◆ What to work on ◆
Find every line below that contains the word "this" and copy it out.

Data entries for graphics:

· · · · ·

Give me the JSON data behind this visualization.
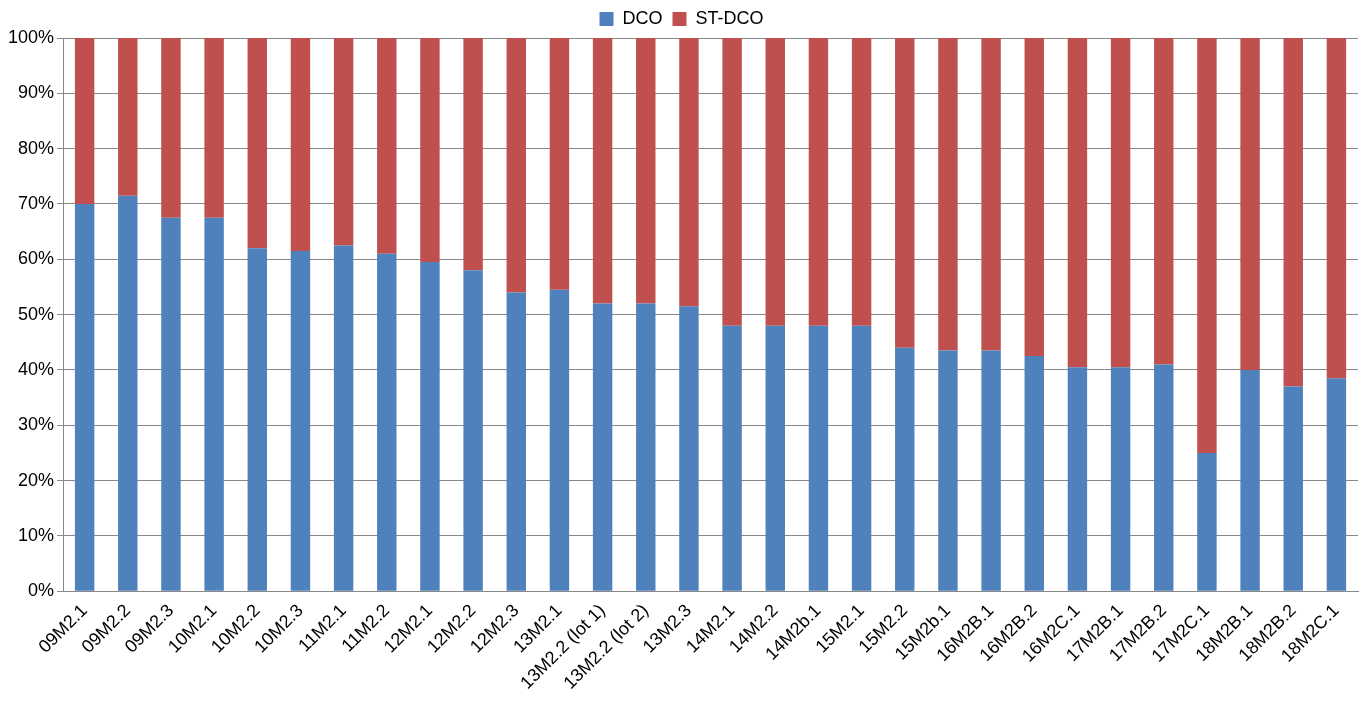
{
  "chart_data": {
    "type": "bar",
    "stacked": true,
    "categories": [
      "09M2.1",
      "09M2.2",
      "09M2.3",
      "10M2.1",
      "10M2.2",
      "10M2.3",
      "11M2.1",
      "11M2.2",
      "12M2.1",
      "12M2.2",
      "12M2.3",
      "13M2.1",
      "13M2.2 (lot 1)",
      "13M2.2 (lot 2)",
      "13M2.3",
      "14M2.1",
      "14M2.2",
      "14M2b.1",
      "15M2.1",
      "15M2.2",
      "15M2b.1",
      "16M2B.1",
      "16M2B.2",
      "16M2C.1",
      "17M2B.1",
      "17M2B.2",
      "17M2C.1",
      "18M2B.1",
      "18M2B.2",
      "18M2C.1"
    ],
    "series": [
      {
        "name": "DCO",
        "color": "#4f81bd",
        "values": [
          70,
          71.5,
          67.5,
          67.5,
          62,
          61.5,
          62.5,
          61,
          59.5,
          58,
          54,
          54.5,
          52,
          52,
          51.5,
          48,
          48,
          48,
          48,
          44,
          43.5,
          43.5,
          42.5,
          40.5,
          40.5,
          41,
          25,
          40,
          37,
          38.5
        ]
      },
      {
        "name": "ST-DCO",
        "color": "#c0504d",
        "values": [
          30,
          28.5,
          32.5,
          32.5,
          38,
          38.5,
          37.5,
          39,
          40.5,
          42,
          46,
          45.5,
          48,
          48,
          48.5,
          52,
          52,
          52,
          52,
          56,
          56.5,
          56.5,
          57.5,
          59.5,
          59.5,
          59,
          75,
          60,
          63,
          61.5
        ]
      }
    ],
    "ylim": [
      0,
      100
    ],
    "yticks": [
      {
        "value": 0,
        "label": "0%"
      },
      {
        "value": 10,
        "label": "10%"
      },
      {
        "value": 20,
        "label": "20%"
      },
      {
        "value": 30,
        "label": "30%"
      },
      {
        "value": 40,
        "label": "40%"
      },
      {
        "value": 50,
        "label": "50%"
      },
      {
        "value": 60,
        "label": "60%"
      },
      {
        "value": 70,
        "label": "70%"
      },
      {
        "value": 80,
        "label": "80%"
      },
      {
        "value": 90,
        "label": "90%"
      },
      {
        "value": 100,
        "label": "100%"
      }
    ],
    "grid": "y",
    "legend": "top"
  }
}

· · · · ·

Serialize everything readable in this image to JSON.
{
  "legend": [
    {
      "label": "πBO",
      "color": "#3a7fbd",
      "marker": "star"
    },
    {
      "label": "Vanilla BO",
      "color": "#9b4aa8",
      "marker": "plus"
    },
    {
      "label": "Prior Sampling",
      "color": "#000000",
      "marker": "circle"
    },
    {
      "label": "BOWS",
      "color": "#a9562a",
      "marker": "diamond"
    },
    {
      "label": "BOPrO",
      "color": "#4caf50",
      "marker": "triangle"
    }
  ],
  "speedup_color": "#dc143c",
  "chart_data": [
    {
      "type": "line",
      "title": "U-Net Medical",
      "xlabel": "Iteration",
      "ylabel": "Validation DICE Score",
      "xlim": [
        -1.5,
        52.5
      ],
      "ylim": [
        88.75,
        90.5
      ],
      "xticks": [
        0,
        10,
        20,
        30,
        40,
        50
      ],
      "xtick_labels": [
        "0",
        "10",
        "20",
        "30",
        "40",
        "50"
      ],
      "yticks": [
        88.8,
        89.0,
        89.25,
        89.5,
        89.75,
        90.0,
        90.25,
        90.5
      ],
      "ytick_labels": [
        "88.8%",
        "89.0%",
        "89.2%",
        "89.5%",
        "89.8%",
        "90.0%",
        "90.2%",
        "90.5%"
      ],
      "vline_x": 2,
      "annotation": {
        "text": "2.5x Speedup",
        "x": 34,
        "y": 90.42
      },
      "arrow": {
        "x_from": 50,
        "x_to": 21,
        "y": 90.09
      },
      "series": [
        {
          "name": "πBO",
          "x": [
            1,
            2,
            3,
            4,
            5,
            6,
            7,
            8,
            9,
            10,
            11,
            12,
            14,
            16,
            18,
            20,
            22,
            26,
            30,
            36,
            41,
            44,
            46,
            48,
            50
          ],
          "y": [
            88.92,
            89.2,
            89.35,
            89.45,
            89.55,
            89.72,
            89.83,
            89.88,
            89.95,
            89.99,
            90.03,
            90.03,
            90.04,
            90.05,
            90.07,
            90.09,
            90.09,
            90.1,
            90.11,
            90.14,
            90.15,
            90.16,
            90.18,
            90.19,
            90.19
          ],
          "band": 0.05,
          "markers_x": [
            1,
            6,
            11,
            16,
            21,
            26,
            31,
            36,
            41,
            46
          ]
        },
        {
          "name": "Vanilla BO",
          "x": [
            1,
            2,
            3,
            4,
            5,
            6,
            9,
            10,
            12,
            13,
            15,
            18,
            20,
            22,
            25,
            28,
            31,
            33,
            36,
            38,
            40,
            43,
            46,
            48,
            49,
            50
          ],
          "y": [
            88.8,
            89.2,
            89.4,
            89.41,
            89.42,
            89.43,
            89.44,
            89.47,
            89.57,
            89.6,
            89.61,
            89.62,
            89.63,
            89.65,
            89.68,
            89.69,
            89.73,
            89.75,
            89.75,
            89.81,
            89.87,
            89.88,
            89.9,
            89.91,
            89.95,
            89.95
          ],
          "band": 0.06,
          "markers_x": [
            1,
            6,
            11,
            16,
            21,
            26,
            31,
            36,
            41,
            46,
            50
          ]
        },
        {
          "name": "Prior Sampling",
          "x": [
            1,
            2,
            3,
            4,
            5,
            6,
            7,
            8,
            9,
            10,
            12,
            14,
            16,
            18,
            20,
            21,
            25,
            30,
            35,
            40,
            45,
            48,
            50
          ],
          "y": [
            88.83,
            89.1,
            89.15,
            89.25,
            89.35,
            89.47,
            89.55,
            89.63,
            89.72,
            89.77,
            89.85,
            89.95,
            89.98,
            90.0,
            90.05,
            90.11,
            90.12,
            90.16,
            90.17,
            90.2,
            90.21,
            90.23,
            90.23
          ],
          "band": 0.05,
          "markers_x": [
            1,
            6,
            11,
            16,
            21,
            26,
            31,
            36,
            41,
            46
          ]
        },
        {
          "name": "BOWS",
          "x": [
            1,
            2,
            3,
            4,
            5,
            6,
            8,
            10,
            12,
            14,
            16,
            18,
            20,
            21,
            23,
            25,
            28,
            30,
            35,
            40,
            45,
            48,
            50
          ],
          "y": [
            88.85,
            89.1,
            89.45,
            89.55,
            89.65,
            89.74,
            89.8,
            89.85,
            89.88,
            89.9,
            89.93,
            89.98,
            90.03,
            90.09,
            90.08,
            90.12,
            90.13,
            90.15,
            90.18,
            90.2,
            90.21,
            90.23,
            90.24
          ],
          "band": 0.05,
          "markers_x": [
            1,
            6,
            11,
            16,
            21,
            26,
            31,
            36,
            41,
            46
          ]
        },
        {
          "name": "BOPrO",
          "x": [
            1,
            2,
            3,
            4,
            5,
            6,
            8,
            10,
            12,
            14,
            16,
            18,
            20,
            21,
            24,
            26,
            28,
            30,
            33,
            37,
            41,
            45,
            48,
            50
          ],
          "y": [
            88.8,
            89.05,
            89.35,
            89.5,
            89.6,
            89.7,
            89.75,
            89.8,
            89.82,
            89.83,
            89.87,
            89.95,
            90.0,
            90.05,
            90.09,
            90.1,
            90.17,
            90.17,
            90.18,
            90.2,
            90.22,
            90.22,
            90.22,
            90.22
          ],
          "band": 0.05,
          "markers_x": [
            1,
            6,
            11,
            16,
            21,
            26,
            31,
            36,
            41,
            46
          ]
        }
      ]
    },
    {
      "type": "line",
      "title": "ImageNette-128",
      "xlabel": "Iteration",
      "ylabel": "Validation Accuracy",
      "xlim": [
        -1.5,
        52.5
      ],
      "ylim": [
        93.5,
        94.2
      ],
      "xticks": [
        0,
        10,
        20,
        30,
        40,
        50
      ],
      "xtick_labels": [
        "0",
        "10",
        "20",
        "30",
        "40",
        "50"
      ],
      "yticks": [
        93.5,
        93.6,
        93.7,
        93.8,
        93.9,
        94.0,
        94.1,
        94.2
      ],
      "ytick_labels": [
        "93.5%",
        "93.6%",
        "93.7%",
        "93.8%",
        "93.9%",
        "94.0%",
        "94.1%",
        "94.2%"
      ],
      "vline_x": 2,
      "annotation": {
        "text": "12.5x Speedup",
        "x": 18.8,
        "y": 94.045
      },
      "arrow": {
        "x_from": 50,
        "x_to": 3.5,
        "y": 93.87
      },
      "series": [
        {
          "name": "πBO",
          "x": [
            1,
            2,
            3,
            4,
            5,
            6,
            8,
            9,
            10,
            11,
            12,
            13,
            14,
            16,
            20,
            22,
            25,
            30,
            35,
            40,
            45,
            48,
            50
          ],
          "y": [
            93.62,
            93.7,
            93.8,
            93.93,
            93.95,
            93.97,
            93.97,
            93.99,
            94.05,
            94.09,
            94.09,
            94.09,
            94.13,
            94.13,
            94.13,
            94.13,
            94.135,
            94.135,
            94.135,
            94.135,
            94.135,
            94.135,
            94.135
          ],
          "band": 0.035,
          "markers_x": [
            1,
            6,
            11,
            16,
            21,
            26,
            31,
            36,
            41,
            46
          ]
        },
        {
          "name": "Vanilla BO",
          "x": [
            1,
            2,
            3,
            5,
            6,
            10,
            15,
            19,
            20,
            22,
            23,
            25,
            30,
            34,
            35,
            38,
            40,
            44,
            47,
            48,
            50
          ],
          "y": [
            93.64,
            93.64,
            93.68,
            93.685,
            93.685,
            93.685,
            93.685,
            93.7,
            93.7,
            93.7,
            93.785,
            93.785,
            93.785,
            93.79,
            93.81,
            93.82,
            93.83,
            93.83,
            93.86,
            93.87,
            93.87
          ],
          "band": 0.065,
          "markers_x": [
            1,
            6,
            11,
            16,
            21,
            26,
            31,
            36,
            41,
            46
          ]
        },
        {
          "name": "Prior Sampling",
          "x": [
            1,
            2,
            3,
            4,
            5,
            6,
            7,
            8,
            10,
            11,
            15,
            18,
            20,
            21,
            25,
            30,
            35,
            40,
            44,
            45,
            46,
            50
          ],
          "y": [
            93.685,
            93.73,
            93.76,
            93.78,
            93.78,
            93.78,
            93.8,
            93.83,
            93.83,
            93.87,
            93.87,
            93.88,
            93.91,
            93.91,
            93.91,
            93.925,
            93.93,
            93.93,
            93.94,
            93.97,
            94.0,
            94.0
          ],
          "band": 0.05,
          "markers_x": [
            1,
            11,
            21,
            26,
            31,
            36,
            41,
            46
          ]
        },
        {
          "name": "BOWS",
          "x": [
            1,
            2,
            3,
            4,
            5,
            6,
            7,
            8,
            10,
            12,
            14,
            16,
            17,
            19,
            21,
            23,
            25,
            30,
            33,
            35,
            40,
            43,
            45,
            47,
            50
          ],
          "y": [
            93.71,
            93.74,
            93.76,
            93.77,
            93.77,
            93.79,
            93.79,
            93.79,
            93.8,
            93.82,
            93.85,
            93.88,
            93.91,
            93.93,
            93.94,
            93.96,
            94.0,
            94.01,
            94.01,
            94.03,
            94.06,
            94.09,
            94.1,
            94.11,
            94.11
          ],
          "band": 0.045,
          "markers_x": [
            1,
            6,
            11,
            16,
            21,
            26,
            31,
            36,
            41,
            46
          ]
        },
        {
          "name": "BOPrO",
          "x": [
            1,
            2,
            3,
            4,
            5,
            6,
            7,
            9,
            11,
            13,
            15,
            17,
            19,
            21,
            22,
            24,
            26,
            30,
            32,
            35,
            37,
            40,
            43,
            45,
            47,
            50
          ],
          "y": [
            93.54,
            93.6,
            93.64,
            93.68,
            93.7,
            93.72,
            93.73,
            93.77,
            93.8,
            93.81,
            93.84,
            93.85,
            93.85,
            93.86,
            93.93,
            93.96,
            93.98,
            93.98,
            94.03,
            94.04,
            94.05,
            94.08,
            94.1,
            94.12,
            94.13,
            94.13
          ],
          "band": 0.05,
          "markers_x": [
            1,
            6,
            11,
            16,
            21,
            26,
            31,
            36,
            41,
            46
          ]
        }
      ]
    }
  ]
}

· · · · ·

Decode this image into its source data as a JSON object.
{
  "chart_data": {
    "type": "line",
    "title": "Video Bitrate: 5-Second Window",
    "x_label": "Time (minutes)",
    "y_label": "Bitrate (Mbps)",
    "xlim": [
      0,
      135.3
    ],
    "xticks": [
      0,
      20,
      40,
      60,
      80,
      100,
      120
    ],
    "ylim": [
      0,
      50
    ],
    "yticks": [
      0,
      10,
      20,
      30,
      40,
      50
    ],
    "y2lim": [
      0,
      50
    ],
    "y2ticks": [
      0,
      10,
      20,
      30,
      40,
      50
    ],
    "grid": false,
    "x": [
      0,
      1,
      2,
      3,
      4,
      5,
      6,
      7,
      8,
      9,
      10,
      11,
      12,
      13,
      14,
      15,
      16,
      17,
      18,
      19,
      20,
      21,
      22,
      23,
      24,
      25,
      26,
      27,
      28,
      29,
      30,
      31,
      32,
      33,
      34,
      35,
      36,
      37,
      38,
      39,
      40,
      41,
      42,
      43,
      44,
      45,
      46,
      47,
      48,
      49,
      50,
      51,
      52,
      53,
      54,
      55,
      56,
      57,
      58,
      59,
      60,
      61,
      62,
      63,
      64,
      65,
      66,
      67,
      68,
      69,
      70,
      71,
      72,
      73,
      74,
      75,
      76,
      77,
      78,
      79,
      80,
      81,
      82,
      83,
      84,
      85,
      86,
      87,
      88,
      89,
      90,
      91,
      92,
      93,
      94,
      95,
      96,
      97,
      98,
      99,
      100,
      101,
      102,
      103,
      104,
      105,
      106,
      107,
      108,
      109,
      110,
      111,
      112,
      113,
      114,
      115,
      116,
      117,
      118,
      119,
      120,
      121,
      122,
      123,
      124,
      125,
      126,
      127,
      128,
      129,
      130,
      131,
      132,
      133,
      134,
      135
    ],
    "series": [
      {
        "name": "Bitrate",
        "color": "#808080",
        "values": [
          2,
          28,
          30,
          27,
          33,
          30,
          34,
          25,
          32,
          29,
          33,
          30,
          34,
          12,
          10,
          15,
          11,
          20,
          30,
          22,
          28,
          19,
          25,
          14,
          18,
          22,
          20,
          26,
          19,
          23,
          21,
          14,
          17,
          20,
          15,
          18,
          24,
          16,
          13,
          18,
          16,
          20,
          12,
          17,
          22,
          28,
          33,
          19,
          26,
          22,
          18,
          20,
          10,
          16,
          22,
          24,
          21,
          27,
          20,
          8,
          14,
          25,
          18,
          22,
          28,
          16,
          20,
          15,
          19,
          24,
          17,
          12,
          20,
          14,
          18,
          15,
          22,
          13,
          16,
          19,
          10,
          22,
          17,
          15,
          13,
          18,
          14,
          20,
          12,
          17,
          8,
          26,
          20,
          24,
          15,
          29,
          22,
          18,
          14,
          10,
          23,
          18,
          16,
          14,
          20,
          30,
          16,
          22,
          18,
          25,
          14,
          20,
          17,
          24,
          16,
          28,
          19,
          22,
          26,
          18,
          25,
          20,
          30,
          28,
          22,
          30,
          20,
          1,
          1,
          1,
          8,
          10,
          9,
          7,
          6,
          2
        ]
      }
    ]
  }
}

· · · · ·

◆ Exercise output ◆
Give me the JSON data behind this visualization.
Serialize everything readable in this image to JSON.
Decode this image into its source data as a JSON object.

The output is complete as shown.